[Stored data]

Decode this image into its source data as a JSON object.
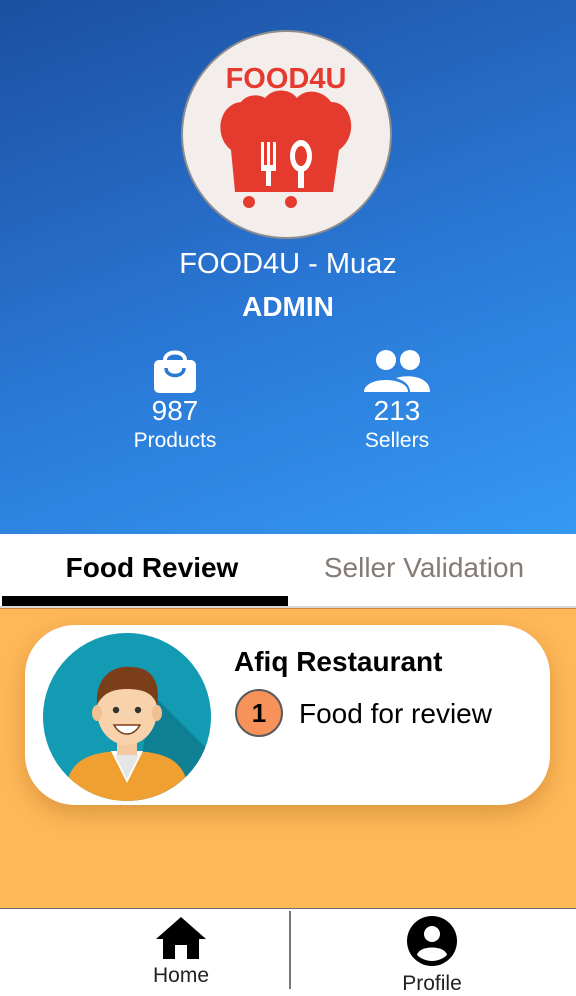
{
  "header": {
    "logo_text": "FOOD4U",
    "app_title": "FOOD4U - Muaz",
    "role": "ADMIN",
    "stats": [
      {
        "icon": "shopping-bag-icon",
        "value": "987",
        "label": "Products"
      },
      {
        "icon": "people-icon",
        "value": "213",
        "label": "Sellers"
      }
    ],
    "colors": {
      "gradient_start": "#1c4fa0",
      "gradient_end": "#3599f2"
    }
  },
  "tabs": [
    {
      "label": "Food Review",
      "active": true
    },
    {
      "label": "Seller Validation",
      "active": false
    }
  ],
  "review_list": [
    {
      "name": "Afiq Restaurant",
      "count": "1",
      "text": "Food for review",
      "avatar": "person-avatar-icon"
    }
  ],
  "bottom_nav": [
    {
      "icon": "home-icon",
      "label": "Home"
    },
    {
      "icon": "profile-icon",
      "label": "Profile"
    }
  ],
  "colors": {
    "content_bg": "#ffb858",
    "badge": "#f7925b",
    "logo_red": "#e53b2f"
  }
}
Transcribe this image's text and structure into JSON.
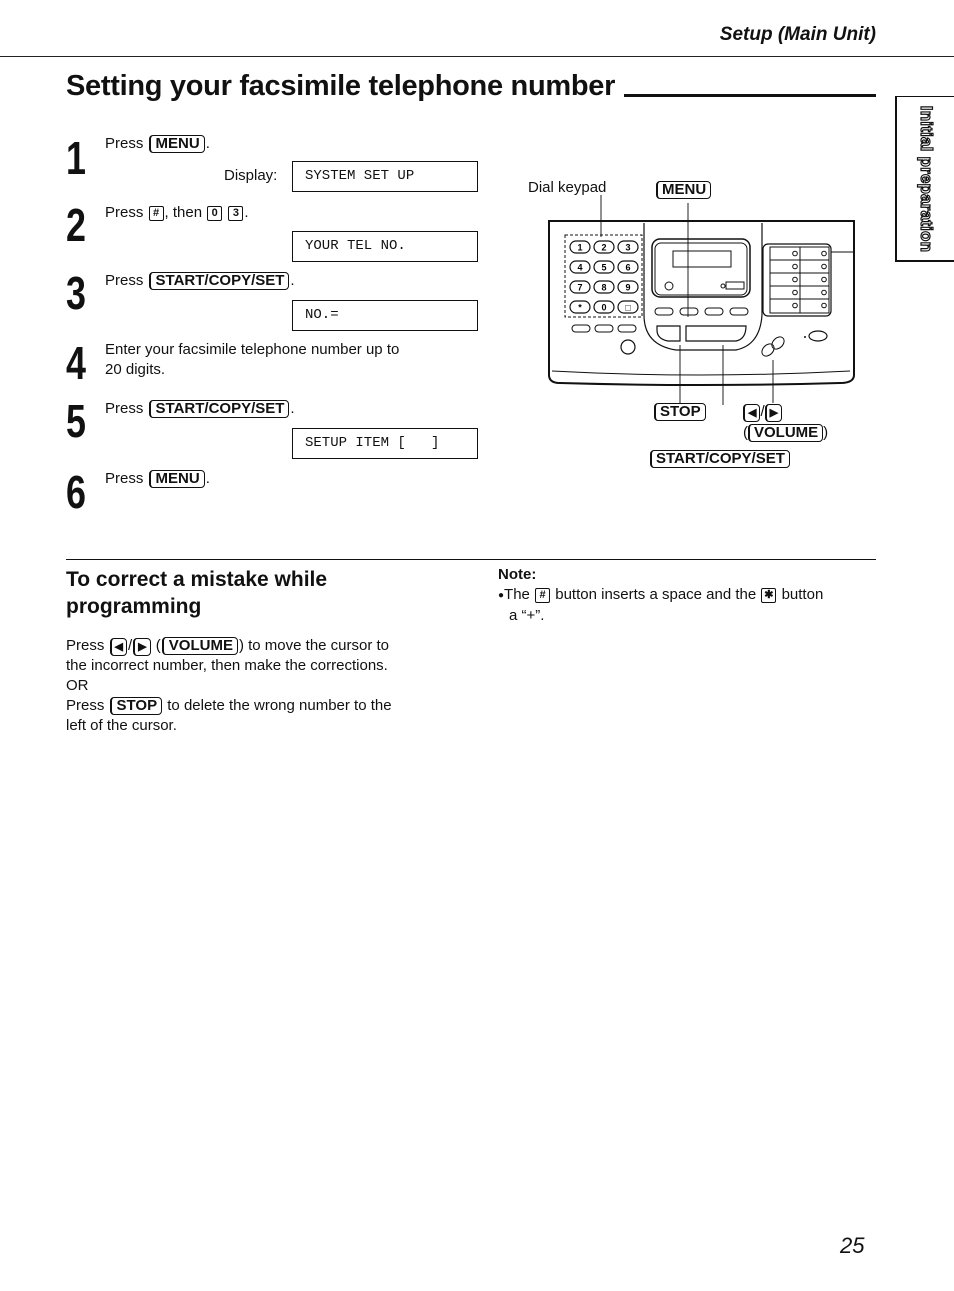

Prompt =>
Your answer should be a single number: the count of lines that contain "image".

Full solution =>
2